- **The request**: Count the lines containing "dangerous" in the entries underneath, and state that count without anything else.

- **Collection entries**:
-------------------------

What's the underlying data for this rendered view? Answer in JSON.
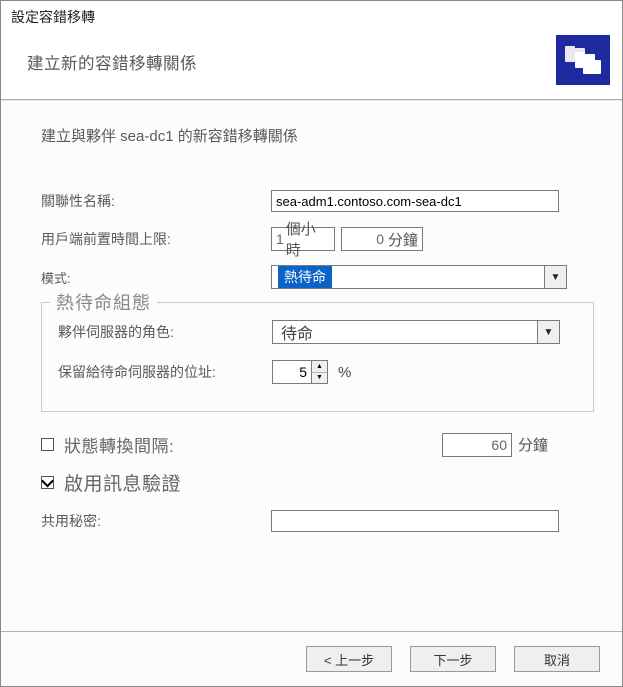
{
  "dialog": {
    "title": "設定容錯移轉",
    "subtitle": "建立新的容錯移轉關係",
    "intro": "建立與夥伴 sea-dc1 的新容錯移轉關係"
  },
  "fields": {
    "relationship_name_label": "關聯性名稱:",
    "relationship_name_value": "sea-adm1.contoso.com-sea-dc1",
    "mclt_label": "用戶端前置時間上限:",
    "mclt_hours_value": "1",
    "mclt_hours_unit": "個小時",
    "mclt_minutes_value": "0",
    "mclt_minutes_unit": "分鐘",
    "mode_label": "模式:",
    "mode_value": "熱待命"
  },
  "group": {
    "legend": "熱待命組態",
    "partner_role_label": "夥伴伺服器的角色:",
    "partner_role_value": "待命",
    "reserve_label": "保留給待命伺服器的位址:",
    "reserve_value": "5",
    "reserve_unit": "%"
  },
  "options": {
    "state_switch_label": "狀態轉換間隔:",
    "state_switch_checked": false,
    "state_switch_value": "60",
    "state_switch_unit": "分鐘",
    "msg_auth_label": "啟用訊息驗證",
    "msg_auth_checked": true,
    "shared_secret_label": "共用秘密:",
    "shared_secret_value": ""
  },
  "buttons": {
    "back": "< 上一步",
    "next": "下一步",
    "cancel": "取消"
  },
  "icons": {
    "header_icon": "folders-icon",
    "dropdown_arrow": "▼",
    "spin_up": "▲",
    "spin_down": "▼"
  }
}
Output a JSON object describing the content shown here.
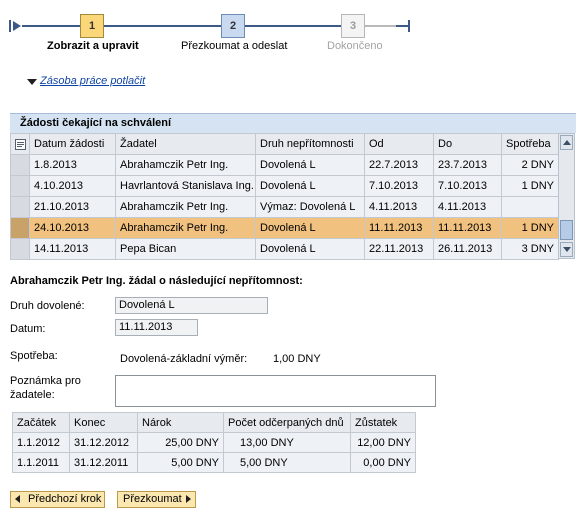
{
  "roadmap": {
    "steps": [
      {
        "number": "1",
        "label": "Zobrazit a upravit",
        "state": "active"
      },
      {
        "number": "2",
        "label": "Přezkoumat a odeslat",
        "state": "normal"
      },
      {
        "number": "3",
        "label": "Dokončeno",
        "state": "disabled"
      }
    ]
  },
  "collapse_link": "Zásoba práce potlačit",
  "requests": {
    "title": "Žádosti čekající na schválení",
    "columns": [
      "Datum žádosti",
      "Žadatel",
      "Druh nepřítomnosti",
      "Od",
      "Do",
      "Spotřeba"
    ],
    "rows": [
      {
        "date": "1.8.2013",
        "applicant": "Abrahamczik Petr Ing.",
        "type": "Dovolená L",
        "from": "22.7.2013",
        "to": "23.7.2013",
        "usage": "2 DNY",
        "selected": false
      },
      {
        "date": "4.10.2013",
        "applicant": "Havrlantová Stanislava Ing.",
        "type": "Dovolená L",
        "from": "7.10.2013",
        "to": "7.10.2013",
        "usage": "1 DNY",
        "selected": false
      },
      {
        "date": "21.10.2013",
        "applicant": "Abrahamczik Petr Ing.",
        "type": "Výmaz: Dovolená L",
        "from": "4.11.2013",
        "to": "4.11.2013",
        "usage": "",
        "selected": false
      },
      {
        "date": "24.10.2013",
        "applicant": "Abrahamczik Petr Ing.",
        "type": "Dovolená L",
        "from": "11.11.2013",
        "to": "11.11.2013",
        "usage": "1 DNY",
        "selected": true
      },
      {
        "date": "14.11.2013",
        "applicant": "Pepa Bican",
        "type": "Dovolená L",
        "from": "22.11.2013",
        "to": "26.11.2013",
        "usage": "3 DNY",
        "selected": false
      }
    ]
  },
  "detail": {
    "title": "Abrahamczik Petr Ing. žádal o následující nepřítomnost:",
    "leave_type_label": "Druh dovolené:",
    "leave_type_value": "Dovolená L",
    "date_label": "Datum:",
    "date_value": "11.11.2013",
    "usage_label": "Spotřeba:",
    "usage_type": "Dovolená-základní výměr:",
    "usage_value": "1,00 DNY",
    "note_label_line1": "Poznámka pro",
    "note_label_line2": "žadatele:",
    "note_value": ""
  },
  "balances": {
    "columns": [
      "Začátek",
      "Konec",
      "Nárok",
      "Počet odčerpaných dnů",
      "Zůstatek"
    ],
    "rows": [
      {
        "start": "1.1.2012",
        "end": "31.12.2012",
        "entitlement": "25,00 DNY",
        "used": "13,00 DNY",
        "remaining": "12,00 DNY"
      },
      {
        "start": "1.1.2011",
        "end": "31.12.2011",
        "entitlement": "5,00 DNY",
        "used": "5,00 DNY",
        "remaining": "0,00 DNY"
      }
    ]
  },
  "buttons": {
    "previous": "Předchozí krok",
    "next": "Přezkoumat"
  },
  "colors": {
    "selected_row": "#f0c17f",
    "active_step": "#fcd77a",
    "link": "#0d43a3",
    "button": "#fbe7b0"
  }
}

-------------------------

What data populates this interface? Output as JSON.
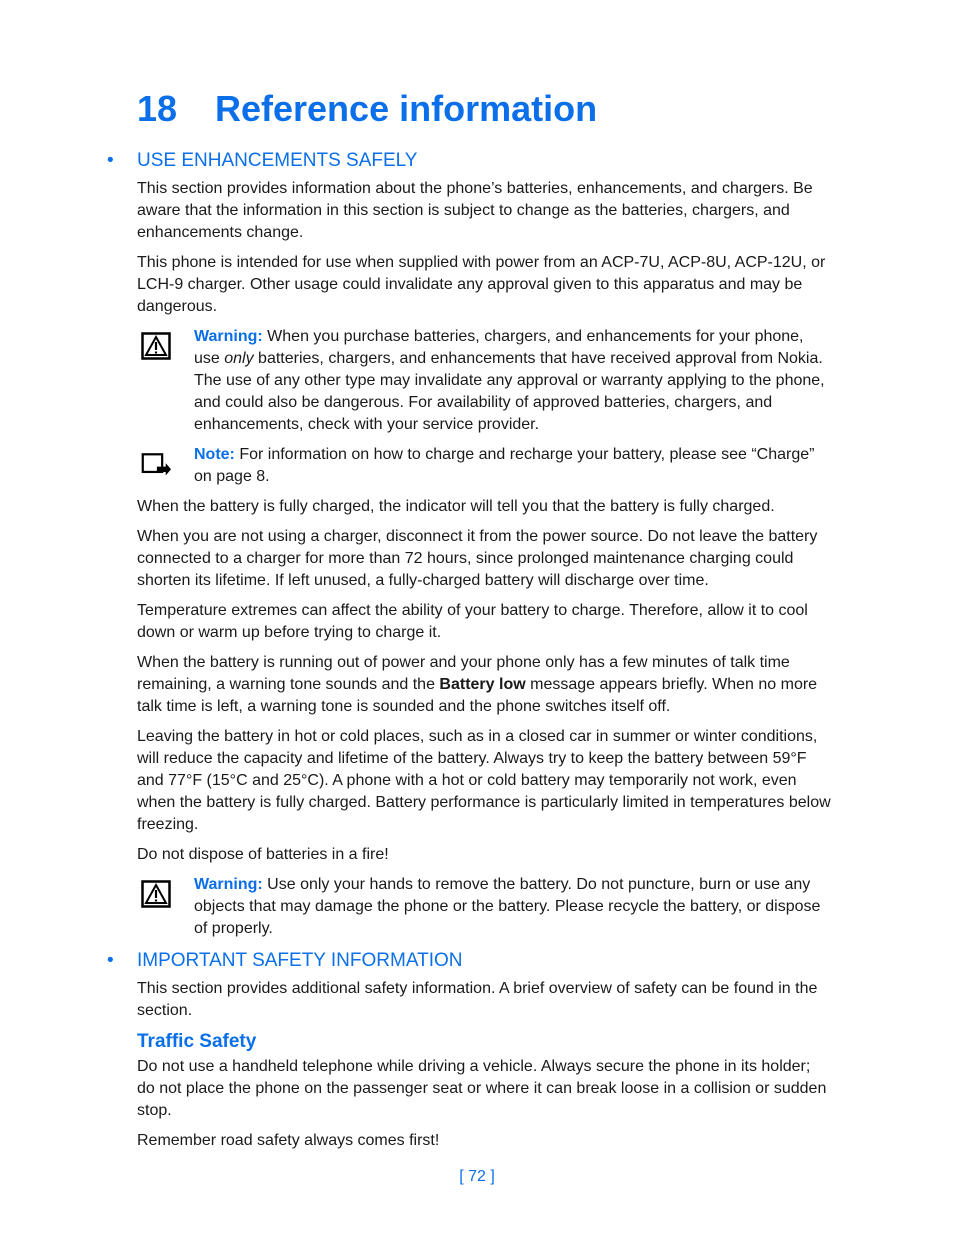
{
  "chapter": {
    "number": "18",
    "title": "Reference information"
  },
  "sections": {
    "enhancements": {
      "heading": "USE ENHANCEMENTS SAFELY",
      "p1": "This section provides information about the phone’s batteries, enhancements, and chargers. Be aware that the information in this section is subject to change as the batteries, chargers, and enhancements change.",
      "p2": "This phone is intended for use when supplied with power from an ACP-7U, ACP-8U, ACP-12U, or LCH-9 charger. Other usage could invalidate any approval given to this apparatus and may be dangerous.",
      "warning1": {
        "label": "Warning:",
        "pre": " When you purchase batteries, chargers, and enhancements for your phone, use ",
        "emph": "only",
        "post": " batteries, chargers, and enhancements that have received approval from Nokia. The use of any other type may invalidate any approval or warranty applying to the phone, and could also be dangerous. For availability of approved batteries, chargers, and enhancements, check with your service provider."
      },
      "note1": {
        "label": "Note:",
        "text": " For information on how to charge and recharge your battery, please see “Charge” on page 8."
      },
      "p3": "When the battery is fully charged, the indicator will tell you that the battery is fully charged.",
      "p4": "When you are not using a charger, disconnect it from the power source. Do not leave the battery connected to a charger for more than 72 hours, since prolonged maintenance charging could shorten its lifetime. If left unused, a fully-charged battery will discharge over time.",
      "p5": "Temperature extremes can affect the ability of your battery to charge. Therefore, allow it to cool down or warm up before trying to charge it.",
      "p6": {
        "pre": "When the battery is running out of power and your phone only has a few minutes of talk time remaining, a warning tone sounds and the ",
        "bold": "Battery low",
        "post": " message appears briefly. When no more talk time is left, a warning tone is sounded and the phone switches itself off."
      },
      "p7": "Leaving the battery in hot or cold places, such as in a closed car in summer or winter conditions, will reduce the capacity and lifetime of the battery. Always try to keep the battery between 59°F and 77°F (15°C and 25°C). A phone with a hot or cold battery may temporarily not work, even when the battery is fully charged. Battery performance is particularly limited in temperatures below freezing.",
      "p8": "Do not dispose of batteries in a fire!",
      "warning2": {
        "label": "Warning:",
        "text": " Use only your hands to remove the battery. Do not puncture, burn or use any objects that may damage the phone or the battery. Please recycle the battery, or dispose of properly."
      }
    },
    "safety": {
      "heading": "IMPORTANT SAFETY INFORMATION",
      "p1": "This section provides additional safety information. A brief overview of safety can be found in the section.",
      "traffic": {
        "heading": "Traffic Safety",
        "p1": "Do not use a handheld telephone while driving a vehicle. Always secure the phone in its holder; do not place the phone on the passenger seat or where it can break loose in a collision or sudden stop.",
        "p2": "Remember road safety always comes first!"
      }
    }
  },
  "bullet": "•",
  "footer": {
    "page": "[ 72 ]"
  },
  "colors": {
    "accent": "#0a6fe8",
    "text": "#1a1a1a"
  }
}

-------------------------

- **Result**: 2